Objective:
Find and copy each line of the records where the string "JSON" shows up.

Supplied information:
□ □ □ □ □ □ □

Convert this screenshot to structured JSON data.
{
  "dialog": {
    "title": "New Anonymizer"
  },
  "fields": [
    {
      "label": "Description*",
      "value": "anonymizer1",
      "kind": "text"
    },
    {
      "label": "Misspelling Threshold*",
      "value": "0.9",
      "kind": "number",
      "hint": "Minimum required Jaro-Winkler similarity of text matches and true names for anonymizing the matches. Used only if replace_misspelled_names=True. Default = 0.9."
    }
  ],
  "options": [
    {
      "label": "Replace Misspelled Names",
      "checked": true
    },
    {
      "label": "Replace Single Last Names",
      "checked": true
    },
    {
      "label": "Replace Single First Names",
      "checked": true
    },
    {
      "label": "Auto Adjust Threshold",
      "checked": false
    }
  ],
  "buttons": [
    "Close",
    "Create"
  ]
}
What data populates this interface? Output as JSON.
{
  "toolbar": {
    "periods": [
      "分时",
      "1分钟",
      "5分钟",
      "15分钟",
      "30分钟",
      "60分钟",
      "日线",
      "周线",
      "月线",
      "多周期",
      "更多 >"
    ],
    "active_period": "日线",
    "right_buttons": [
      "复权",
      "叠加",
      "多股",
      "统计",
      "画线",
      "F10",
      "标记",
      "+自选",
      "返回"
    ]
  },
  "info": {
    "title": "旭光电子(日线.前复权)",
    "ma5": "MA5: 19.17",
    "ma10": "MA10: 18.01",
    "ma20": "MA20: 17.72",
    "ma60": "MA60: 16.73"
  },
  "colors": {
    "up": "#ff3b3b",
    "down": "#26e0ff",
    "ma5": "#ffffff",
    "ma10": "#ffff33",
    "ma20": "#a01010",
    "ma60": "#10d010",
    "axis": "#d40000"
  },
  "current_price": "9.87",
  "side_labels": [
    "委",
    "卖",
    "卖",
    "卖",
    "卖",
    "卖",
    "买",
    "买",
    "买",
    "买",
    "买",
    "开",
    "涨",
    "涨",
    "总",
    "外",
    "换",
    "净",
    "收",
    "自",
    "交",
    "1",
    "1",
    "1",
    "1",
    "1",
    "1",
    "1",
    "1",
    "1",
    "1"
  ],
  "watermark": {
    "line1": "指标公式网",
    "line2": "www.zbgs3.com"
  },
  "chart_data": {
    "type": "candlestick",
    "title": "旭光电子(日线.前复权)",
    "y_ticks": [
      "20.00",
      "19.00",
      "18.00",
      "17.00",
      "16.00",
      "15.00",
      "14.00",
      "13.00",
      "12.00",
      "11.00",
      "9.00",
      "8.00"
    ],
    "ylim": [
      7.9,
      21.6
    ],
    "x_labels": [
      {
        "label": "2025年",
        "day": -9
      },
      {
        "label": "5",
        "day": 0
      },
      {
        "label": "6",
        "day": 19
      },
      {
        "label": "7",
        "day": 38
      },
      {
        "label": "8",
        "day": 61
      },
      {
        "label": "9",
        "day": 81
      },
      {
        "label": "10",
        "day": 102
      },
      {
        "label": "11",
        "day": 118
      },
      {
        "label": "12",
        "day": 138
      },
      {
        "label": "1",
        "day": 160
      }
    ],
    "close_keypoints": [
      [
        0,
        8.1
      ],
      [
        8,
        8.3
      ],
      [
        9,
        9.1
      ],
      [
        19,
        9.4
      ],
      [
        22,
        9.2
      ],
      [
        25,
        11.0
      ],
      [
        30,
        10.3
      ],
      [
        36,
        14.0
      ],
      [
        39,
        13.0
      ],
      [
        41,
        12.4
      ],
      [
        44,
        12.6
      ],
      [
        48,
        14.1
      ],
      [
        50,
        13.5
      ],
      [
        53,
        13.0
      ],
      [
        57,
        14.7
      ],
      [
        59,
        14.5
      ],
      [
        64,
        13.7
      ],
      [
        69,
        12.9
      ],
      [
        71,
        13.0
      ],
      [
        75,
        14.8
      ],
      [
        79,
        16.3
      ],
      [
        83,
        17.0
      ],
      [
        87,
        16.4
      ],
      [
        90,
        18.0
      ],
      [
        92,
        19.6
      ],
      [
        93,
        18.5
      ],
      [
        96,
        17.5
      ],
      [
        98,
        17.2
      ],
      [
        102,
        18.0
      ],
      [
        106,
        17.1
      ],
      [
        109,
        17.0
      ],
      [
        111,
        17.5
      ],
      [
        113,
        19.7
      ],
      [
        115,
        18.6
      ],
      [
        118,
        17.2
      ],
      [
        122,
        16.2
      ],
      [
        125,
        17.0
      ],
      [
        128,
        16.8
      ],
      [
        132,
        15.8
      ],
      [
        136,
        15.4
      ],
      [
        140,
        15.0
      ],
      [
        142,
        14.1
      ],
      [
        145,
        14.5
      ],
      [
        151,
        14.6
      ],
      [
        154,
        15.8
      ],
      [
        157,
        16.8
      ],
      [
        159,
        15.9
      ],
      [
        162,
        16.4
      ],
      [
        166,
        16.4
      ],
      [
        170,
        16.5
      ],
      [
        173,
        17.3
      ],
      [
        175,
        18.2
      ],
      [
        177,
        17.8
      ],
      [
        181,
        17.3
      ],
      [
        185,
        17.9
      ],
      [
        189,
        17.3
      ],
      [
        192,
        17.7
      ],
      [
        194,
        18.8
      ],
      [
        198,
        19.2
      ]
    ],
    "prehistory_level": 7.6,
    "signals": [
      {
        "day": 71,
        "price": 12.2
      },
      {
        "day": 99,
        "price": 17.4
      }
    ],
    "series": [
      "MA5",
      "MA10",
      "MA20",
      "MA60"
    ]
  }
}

□ □ □ □ □ □ □

Finished task:
Convert this screenshot to structured JSON data.
What data populates this interface? Output as JSON.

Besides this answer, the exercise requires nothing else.